_EXERCISE DESCRIPTION_:
Every line of the material below should be repeated exactly.

Stored items:
────────

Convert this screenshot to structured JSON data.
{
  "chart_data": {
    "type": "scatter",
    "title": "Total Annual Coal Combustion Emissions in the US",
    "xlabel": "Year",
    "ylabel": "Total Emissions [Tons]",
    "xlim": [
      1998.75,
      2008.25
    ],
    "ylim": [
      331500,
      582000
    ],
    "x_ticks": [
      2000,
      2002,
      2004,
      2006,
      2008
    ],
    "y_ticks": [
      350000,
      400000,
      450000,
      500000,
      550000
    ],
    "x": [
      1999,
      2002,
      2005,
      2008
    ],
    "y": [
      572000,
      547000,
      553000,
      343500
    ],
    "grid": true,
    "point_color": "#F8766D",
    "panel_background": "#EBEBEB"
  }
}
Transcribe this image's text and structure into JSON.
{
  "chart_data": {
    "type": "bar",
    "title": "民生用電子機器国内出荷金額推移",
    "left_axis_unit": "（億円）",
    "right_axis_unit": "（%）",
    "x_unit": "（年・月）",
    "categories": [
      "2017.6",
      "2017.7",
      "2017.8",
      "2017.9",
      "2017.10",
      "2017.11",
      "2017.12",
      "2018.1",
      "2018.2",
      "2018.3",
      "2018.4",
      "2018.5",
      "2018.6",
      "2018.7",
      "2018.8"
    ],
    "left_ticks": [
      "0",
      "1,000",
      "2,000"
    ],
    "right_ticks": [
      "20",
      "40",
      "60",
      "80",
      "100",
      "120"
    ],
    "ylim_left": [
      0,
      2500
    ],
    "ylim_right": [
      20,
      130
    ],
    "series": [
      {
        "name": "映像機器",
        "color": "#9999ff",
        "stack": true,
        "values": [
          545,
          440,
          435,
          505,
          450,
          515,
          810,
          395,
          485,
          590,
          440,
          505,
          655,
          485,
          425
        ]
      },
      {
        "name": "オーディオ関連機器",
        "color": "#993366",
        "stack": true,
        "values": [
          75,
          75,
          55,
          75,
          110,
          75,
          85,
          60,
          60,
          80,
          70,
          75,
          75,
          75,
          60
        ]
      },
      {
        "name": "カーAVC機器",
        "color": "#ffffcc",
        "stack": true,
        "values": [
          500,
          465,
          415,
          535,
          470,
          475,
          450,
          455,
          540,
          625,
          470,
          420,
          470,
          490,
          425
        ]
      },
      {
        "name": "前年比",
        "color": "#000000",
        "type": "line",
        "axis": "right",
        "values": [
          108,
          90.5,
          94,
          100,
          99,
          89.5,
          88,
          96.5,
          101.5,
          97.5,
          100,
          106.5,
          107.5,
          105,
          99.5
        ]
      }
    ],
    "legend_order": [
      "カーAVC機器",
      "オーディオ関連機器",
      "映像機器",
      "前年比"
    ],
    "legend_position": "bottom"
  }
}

────────

_TASK RESULT_:
Convert this screenshot to structured JSON data.
{
  "chart_data": {
    "type": "scatter",
    "title": "Total Annual Coal Combustion Emissions in the US",
    "xlabel": "Year",
    "ylabel": "Total Emissions [Tons]",
    "xlim": [
      1998.75,
      2008.25
    ],
    "ylim": [
      331500,
      582000
    ],
    "x_ticks": [
      2000,
      2002,
      2004,
      2006,
      2008
    ],
    "y_ticks": [
      350000,
      400000,
      450000,
      500000,
      550000
    ],
    "x": [
      1999,
      2002,
      2005,
      2008
    ],
    "y": [
      572000,
      547000,
      553000,
      343500
    ],
    "grid": true,
    "point_color": "#F8766D",
    "panel_background": "#EBEBEB"
  }
}
Transcribe this image's text and structure into JSON.
{
  "chart_data": {
    "type": "bar",
    "title": "民生用電子機器国内出荷金額推移",
    "left_axis_unit": "（億円）",
    "right_axis_unit": "（%）",
    "x_unit": "（年・月）",
    "categories": [
      "2017.6",
      "2017.7",
      "2017.8",
      "2017.9",
      "2017.10",
      "2017.11",
      "2017.12",
      "2018.1",
      "2018.2",
      "2018.3",
      "2018.4",
      "2018.5",
      "2018.6",
      "2018.7",
      "2018.8"
    ],
    "left_ticks": [
      "0",
      "1,000",
      "2,000"
    ],
    "right_ticks": [
      "20",
      "40",
      "60",
      "80",
      "100",
      "120"
    ],
    "ylim_left": [
      0,
      2500
    ],
    "ylim_right": [
      20,
      130
    ],
    "series": [
      {
        "name": "映像機器",
        "color": "#9999ff",
        "stack": true,
        "values": [
          545,
          440,
          435,
          505,
          450,
          515,
          810,
          395,
          485,
          590,
          440,
          505,
          655,
          485,
          425
        ]
      },
      {
        "name": "オーディオ関連機器",
        "color": "#993366",
        "stack": true,
        "values": [
          75,
          75,
          55,
          75,
          110,
          75,
          85,
          60,
          60,
          80,
          70,
          75,
          75,
          75,
          60
        ]
      },
      {
        "name": "カーAVC機器",
        "color": "#ffffcc",
        "stack": true,
        "values": [
          500,
          465,
          415,
          535,
          470,
          475,
          450,
          455,
          540,
          625,
          470,
          420,
          470,
          490,
          425
        ]
      },
      {
        "name": "前年比",
        "color": "#000000",
        "type": "line",
        "axis": "right",
        "values": [
          108,
          90.5,
          94,
          100,
          99,
          89.5,
          88,
          96.5,
          101.5,
          97.5,
          100,
          106.5,
          107.5,
          105,
          99.5
        ]
      }
    ],
    "legend_order": [
      "カーAVC機器",
      "オーディオ関連機器",
      "映像機器",
      "前年比"
    ],
    "legend_position": "bottom"
  }
}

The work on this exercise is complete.